■ **WHAT THE TASK ASKS**: Scan the records below. List lines holding "Plant".

[start]

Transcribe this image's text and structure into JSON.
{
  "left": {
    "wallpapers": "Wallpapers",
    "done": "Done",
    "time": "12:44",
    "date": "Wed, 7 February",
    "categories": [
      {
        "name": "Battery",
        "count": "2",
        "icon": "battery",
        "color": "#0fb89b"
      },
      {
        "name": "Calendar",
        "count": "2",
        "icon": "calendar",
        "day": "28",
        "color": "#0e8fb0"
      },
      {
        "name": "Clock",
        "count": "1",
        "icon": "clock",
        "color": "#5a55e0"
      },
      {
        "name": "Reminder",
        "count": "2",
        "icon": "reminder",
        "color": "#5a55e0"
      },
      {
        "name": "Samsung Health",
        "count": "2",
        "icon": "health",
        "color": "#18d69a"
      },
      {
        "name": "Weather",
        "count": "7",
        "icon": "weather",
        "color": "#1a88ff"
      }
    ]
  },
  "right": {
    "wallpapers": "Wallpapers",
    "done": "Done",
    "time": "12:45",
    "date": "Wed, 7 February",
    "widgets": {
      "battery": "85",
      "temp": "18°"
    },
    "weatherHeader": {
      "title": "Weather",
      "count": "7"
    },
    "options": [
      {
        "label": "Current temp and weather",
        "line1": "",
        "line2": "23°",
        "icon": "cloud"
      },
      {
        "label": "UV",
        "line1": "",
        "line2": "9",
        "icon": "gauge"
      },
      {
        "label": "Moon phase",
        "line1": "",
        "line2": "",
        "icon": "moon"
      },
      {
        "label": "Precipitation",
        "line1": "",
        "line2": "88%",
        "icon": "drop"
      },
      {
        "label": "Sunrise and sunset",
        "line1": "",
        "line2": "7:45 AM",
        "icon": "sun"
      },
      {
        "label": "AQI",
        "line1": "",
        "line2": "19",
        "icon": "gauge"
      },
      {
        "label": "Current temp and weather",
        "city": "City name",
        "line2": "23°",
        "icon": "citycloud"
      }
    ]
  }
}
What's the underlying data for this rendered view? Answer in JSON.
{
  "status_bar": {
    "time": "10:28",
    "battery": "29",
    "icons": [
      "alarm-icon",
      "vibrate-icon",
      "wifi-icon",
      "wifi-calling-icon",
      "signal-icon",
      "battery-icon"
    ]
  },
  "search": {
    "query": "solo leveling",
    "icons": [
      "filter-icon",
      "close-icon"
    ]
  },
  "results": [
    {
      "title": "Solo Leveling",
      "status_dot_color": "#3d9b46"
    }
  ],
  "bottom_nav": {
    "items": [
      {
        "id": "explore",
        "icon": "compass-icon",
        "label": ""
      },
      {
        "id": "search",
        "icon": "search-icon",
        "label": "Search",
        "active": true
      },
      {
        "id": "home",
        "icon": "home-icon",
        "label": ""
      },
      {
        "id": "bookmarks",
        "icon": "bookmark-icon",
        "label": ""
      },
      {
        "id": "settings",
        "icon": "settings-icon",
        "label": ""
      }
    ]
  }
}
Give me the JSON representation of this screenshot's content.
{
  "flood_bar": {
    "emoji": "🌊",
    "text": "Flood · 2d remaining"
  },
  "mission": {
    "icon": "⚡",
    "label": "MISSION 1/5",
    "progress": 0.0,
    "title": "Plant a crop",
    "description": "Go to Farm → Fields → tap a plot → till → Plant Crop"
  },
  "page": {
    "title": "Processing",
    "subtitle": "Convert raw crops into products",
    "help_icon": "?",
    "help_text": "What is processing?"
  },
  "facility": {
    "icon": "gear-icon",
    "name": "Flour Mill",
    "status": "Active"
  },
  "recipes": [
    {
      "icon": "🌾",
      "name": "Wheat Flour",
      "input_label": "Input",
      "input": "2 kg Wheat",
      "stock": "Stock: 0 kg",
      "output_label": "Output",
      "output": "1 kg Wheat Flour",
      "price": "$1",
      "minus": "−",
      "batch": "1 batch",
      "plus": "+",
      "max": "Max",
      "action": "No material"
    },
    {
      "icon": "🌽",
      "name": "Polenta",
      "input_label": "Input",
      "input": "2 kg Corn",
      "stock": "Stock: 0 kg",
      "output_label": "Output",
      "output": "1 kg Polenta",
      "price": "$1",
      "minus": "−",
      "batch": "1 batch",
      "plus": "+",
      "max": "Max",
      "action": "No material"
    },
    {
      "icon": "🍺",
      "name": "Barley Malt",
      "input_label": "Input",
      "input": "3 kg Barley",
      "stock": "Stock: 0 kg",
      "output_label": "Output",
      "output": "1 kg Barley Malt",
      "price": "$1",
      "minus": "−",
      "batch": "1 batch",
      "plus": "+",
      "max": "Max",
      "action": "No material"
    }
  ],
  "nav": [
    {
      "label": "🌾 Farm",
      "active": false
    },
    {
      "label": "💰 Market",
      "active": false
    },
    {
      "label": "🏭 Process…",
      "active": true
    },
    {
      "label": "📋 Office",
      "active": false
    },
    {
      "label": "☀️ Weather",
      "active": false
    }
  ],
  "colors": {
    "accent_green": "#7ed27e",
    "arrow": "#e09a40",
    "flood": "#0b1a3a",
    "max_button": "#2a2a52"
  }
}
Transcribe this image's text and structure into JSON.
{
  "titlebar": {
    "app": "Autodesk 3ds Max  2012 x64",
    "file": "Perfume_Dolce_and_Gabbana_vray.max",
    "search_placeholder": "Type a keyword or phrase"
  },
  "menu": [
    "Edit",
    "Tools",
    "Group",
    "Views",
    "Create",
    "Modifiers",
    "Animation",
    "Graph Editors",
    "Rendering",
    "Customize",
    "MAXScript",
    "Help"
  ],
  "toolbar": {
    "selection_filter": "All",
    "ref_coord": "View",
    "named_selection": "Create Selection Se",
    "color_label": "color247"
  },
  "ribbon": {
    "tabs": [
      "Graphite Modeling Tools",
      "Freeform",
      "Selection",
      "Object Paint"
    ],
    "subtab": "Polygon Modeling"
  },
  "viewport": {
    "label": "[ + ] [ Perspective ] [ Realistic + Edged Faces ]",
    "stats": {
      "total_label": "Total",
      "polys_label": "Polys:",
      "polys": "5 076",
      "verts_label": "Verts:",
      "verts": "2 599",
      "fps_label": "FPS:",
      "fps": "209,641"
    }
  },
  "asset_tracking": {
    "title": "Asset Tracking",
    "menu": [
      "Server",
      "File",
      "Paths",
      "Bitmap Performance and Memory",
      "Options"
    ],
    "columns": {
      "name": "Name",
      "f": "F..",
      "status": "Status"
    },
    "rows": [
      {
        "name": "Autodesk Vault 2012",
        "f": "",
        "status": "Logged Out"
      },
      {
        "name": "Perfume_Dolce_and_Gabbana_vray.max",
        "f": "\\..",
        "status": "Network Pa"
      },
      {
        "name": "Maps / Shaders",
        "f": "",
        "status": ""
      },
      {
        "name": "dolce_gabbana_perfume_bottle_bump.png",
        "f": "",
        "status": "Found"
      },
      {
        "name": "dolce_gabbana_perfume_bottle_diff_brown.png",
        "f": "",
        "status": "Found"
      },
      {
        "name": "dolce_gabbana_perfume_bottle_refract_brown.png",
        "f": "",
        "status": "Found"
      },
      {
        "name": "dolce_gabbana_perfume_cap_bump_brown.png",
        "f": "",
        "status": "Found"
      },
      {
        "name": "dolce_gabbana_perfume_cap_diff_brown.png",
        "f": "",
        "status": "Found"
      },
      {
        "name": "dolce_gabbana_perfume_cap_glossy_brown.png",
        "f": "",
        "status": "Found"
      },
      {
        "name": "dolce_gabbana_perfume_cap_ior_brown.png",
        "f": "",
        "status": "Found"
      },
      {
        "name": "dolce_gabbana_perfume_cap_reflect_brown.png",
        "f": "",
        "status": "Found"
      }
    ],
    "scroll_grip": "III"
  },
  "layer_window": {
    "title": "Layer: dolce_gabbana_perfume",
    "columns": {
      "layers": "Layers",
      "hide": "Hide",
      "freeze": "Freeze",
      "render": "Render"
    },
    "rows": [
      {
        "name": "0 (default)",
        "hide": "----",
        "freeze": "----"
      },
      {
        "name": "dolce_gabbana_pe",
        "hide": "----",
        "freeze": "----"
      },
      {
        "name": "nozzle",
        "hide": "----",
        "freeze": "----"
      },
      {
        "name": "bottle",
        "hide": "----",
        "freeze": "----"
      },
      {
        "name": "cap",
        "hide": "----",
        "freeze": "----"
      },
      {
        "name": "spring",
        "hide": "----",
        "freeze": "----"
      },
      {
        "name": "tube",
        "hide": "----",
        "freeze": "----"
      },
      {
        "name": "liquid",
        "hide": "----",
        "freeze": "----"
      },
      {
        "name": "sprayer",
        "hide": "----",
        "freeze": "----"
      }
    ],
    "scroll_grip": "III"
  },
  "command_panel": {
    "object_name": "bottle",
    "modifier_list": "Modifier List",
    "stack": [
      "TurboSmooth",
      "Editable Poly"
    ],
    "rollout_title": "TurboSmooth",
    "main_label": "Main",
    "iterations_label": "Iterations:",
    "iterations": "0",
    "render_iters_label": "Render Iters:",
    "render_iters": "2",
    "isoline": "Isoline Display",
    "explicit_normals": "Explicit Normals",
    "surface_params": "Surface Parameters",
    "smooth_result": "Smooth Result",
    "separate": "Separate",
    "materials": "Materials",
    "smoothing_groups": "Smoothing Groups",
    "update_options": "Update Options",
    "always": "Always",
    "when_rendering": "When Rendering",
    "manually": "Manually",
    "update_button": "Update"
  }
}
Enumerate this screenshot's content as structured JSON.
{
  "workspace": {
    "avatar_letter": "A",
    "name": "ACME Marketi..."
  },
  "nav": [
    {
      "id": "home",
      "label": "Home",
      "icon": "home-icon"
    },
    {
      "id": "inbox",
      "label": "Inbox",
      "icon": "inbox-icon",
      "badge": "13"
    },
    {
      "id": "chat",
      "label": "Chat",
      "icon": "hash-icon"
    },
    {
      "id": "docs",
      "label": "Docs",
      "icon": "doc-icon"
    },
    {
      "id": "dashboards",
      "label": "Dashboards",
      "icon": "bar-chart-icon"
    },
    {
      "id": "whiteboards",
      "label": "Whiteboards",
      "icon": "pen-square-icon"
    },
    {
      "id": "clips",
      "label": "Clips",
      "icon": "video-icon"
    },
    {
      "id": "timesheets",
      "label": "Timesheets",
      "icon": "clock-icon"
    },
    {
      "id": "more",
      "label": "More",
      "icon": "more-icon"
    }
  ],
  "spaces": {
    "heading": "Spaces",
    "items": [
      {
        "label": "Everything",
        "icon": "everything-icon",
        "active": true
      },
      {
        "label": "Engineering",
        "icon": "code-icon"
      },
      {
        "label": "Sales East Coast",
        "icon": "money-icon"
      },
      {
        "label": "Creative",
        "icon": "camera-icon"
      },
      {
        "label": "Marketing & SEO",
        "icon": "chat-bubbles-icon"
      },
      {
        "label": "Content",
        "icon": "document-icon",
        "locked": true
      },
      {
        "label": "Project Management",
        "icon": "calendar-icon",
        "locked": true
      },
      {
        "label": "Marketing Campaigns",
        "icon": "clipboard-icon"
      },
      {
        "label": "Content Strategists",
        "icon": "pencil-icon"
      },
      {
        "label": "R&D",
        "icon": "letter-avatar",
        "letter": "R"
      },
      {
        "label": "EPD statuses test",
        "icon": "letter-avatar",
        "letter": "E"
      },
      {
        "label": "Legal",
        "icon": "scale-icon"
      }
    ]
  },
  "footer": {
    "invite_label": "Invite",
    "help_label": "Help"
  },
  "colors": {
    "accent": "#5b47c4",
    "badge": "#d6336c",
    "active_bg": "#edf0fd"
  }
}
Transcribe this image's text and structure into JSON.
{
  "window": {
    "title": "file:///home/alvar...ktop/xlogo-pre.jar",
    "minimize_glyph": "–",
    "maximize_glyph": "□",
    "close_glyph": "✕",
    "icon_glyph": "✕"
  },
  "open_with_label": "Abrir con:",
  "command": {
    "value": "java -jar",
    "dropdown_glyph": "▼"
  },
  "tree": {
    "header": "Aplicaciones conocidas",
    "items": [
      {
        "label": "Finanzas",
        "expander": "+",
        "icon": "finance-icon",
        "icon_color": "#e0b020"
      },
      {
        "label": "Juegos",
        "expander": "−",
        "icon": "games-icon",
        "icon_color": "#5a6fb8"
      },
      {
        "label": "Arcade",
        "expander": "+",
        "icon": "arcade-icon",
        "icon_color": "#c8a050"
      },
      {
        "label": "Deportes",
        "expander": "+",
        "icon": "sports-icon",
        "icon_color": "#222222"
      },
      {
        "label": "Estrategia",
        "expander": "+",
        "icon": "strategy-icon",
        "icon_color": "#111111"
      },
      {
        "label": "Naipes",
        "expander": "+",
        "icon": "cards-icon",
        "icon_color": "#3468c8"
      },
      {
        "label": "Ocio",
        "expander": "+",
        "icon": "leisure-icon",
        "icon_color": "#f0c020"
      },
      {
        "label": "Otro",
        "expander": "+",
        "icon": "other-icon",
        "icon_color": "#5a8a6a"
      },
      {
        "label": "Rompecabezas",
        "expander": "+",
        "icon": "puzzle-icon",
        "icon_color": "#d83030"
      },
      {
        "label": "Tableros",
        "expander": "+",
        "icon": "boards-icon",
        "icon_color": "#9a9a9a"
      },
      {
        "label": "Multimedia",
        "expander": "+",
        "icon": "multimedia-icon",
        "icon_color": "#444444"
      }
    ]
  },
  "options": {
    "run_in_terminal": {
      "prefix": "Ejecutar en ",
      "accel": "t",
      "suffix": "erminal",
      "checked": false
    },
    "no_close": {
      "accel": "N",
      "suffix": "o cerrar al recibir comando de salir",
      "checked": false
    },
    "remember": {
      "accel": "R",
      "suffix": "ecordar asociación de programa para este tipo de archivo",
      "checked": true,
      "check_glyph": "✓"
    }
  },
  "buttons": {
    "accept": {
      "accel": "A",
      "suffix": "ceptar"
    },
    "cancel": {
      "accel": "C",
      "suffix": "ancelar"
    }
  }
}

[end]

■ **WORKED ANSWER**:
    "title": "Plant a crop",
    "description": "Go to Farm → Fields → tap a plot → till → Plant Crop"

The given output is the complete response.